> _Task goal_
Collect all lines from the records below that include the word "JSON".

◆ ◆ ◆

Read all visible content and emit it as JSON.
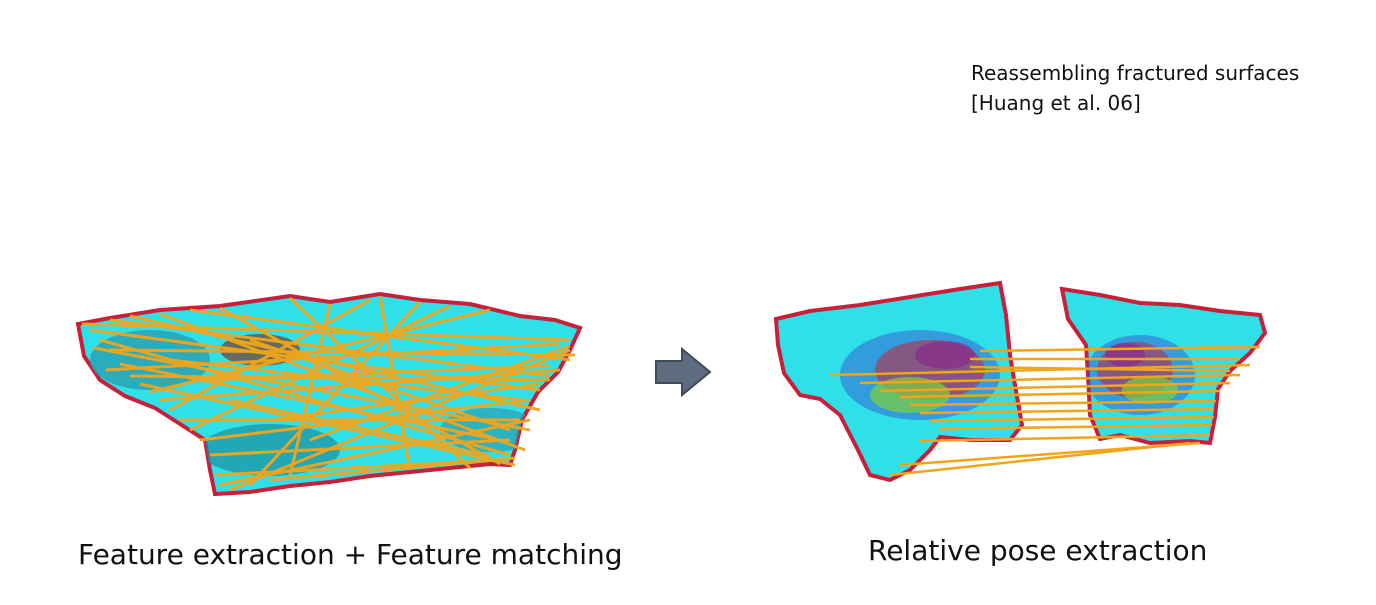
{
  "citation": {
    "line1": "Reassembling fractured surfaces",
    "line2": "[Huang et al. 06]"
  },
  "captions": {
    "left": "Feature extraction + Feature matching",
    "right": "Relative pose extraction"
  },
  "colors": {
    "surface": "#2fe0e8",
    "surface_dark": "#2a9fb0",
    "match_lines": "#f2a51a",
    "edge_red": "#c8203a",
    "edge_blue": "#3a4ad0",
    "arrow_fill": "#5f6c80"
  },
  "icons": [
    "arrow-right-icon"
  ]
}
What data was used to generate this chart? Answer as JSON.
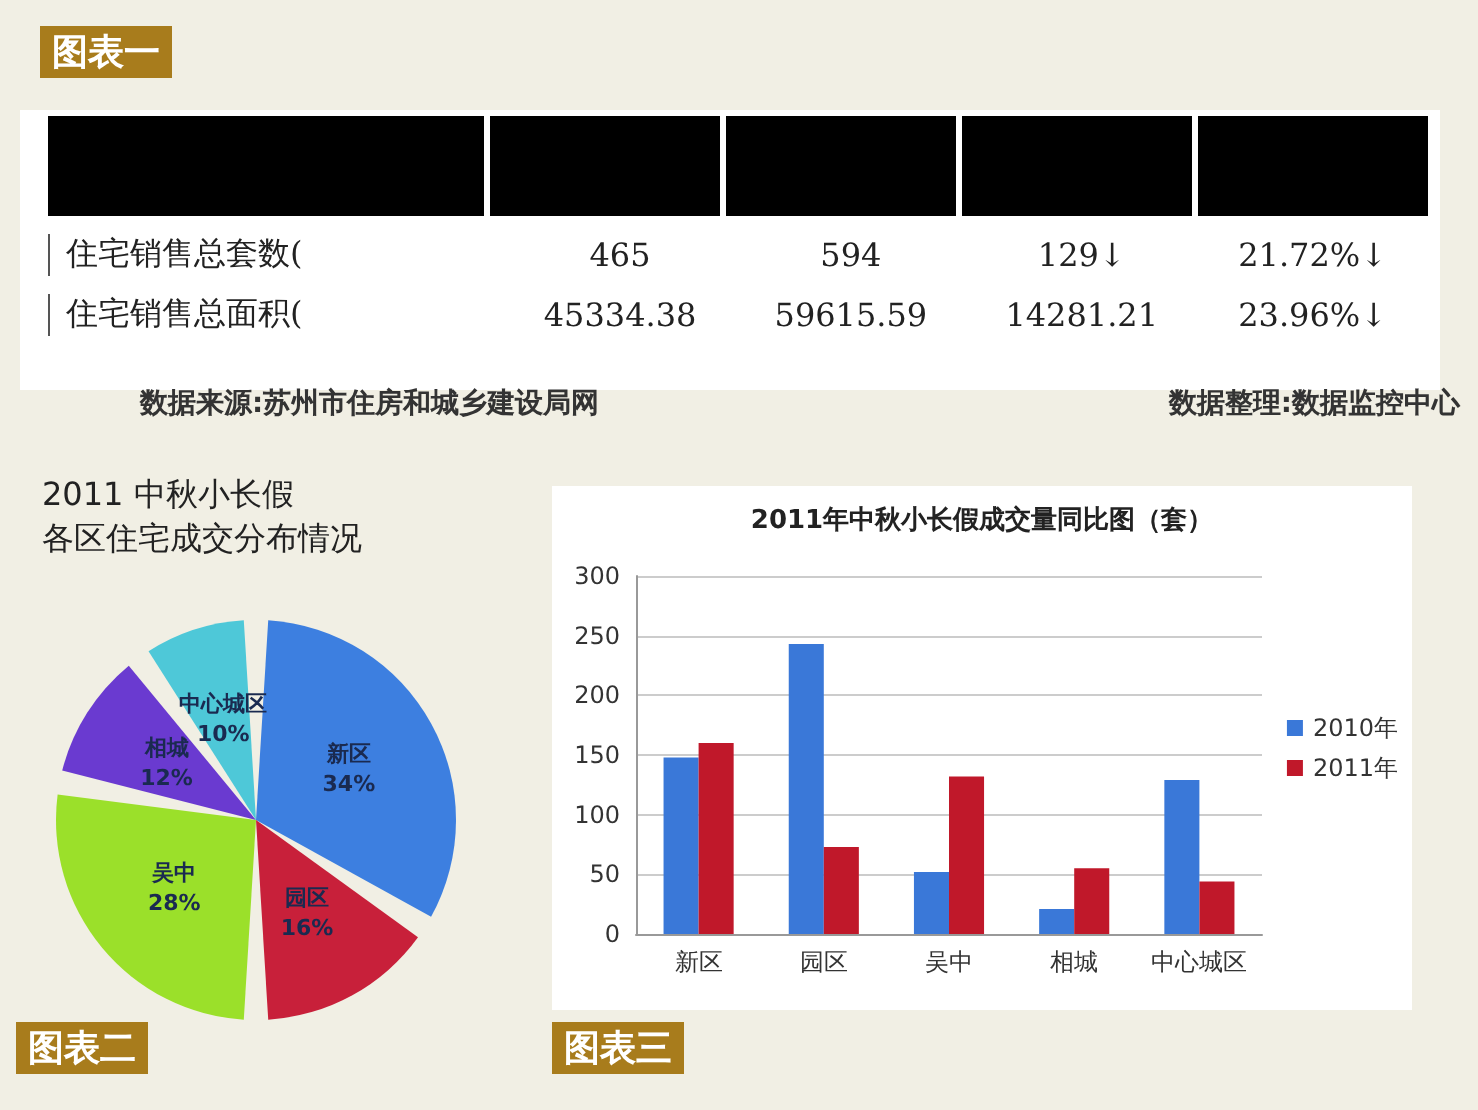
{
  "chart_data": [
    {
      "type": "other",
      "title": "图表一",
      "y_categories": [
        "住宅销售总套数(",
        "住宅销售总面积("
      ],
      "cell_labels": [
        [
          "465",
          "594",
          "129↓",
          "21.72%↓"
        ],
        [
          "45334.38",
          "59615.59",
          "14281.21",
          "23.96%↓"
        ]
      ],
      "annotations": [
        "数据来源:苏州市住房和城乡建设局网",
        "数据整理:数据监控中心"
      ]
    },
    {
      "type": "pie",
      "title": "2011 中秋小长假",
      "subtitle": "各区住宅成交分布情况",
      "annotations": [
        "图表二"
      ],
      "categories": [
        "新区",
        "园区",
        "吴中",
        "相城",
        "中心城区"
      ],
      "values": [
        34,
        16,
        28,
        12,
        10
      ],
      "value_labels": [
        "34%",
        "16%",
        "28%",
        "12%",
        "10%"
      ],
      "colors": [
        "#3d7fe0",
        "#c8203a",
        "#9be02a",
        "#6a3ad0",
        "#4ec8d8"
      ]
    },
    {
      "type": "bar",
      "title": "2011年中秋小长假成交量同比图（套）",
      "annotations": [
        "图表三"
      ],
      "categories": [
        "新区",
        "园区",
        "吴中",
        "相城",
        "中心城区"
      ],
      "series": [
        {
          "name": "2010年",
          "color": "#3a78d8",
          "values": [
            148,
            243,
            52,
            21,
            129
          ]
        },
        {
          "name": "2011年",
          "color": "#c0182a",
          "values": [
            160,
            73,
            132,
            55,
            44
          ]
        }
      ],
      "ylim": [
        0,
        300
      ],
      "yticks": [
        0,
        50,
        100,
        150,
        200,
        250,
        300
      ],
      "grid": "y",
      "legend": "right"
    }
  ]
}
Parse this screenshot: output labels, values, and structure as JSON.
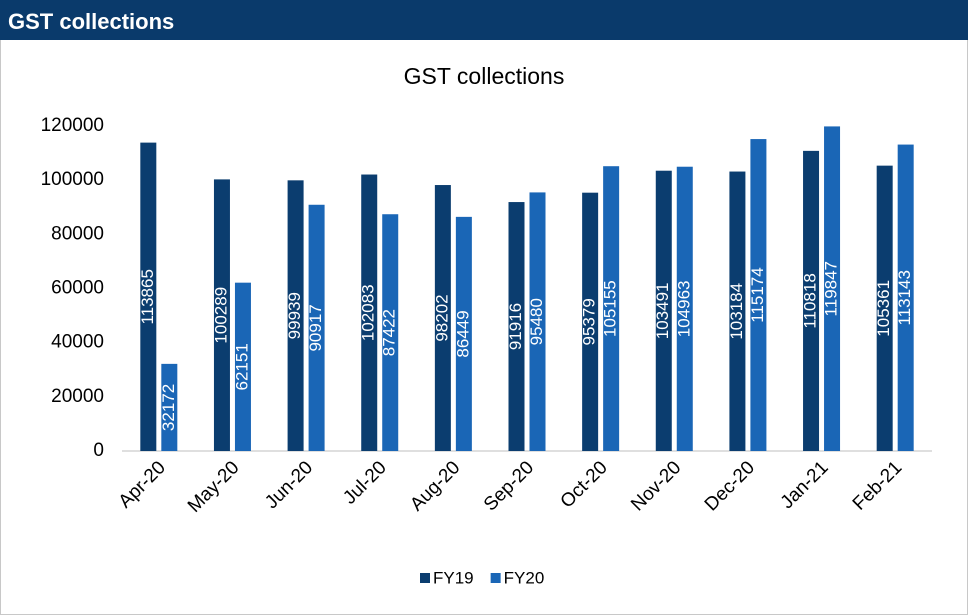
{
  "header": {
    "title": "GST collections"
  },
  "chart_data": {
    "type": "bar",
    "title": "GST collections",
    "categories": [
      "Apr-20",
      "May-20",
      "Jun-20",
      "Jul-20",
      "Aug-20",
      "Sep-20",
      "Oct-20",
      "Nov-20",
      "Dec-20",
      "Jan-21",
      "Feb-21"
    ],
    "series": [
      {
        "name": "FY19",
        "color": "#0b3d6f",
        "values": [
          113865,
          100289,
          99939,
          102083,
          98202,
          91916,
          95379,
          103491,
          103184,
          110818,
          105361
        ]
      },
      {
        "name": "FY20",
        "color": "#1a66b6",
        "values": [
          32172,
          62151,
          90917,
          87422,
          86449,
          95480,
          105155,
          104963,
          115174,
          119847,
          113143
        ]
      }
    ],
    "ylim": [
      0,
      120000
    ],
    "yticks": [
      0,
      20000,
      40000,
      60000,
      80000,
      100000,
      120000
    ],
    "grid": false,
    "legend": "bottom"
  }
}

◆ ◆ ◆

> _Response to the exercise_
Read all visible content and emit it as JSON.
What data was used to generate this chart? Answer as JSON.
Parse this screenshot: output labels, values, and structure as JSON.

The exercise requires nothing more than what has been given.